= WHAT YOU NEED TO DO =
Give only the number of lines below that contain the word "icon".

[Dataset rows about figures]
---*---
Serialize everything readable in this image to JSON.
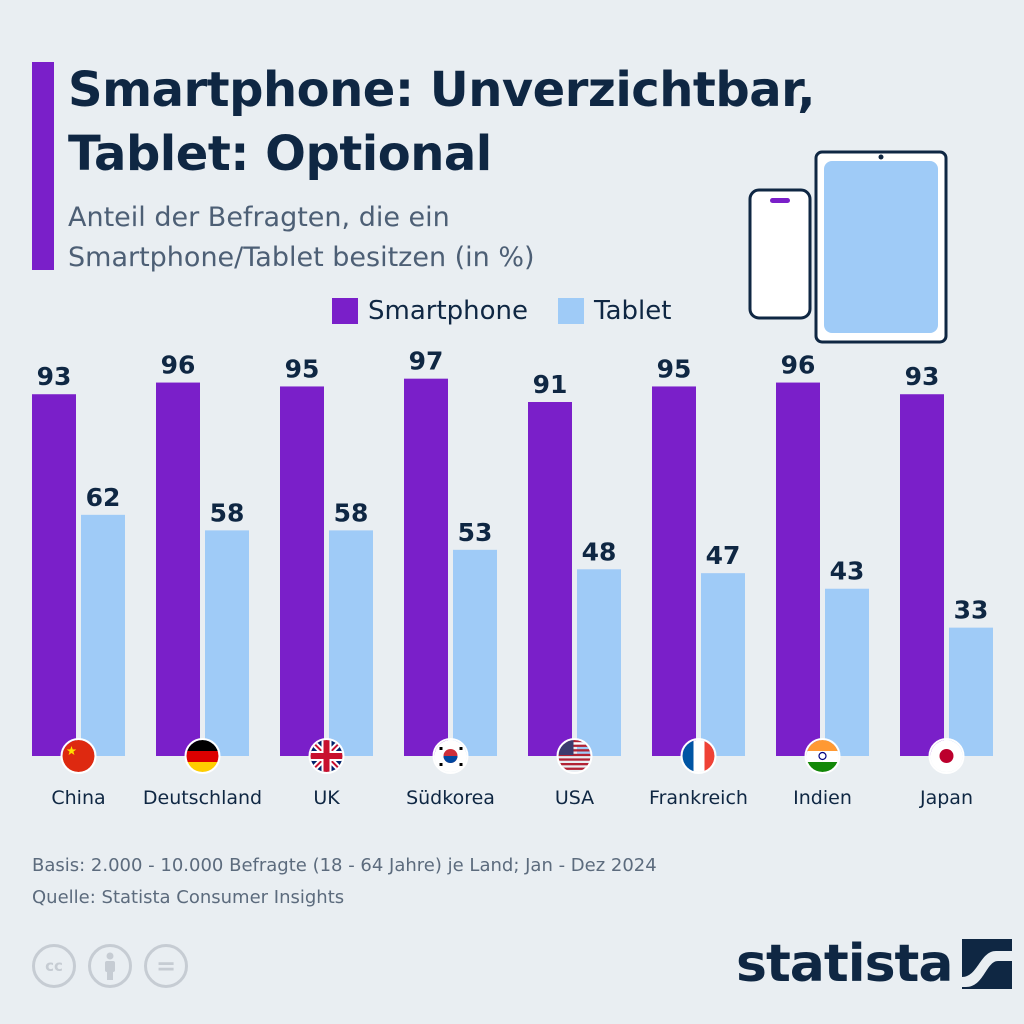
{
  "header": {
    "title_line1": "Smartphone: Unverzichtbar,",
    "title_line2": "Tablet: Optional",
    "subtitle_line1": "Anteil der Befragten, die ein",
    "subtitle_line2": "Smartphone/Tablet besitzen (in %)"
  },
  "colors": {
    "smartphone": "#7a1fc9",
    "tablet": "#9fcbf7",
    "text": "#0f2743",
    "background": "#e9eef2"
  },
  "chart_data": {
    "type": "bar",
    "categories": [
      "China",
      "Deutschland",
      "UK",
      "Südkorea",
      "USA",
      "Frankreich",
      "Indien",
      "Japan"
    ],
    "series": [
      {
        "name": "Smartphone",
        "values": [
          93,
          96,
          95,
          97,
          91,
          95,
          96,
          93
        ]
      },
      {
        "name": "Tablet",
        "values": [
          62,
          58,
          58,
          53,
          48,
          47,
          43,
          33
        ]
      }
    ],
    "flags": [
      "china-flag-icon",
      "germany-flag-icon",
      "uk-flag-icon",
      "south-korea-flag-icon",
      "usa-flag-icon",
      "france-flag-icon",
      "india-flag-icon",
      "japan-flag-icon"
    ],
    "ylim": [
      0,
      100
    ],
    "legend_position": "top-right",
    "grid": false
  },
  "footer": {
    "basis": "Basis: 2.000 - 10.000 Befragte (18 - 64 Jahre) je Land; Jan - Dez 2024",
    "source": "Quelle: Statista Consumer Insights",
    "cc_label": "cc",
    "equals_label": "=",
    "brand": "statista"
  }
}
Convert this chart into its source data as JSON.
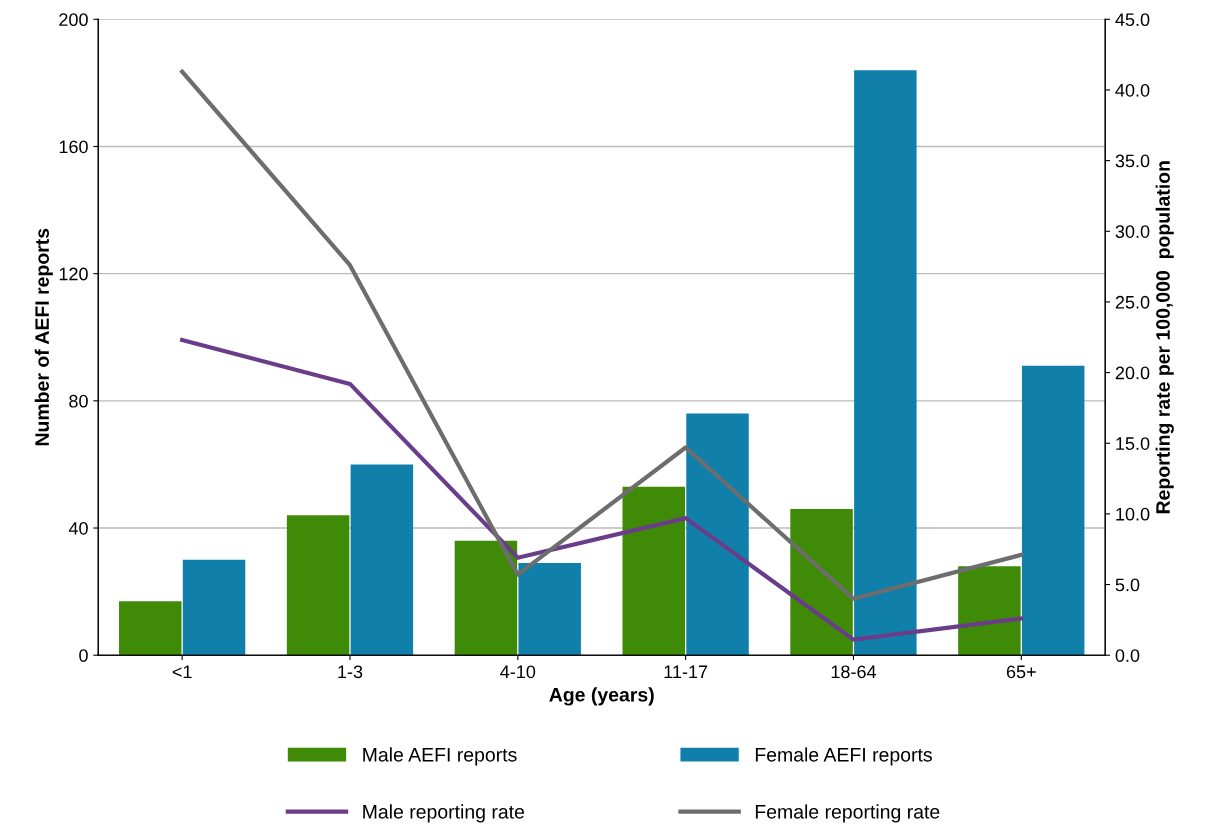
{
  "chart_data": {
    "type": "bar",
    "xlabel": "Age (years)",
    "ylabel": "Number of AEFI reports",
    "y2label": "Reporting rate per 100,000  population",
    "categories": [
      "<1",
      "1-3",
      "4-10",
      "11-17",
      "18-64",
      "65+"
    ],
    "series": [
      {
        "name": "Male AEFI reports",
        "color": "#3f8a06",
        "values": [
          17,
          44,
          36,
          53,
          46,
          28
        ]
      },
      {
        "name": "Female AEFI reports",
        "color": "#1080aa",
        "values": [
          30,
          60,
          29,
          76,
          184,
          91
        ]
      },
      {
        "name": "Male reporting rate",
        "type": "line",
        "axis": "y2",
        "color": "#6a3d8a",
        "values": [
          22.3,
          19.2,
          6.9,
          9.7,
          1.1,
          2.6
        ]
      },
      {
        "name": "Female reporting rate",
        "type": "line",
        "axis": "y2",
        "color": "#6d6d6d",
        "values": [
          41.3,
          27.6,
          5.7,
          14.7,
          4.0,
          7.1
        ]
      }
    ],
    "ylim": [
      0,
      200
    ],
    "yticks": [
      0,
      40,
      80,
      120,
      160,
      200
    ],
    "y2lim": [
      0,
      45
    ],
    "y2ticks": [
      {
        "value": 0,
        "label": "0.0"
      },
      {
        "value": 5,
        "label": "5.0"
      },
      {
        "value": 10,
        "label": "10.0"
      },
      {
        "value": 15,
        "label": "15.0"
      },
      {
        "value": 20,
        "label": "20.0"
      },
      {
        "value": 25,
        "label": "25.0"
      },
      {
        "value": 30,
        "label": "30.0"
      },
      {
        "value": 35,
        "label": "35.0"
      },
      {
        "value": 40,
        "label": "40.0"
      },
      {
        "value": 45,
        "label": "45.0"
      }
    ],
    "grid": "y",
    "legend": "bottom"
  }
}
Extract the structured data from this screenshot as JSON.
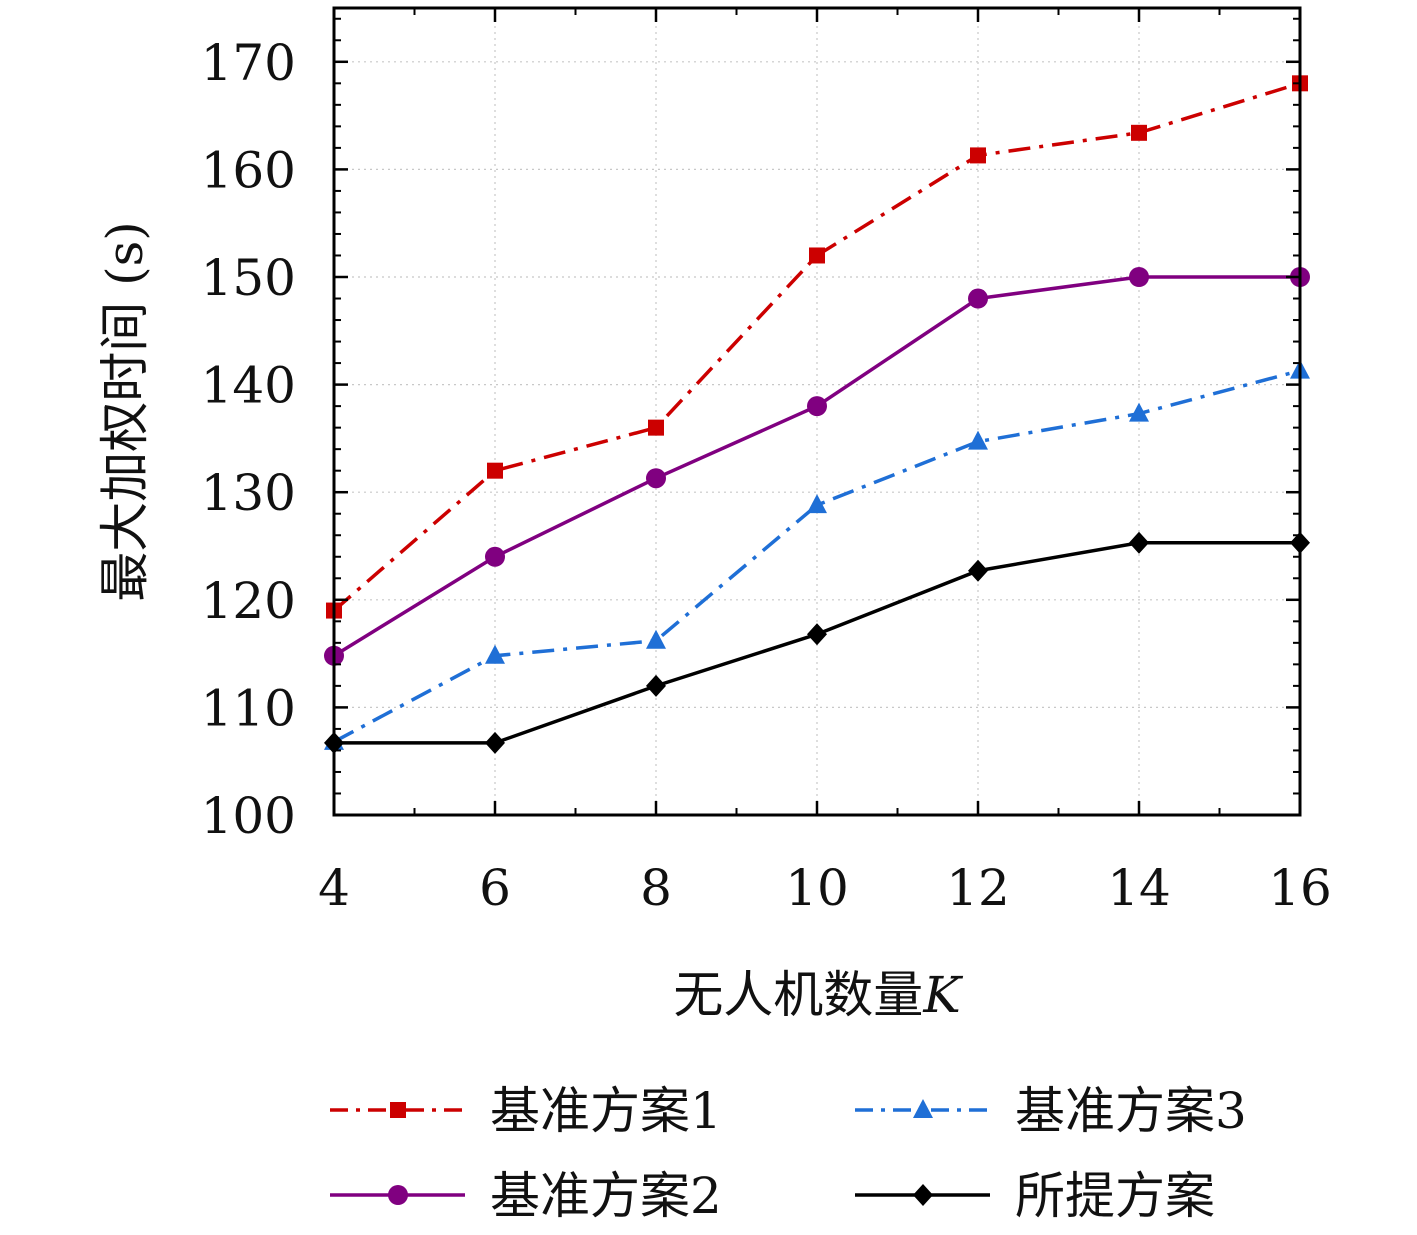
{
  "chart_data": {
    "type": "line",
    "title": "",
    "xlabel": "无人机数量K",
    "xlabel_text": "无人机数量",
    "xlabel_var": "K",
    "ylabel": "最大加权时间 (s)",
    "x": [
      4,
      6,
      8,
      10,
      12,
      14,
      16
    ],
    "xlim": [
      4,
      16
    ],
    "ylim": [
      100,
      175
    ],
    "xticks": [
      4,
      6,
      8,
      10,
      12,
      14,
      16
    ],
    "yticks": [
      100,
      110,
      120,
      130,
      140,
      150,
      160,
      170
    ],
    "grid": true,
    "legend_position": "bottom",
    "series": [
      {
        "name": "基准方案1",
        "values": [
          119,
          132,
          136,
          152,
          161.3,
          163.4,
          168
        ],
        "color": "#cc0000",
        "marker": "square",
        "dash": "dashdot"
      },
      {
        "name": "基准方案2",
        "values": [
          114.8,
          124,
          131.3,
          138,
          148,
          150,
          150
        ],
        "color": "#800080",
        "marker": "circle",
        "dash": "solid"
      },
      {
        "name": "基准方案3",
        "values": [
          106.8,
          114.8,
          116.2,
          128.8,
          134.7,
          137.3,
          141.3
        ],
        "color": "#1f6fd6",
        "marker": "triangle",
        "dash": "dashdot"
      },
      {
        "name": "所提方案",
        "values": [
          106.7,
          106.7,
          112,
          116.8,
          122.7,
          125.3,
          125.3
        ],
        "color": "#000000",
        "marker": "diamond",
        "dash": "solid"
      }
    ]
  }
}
---*---
= RESPONSE TO THE EXERCISE =
8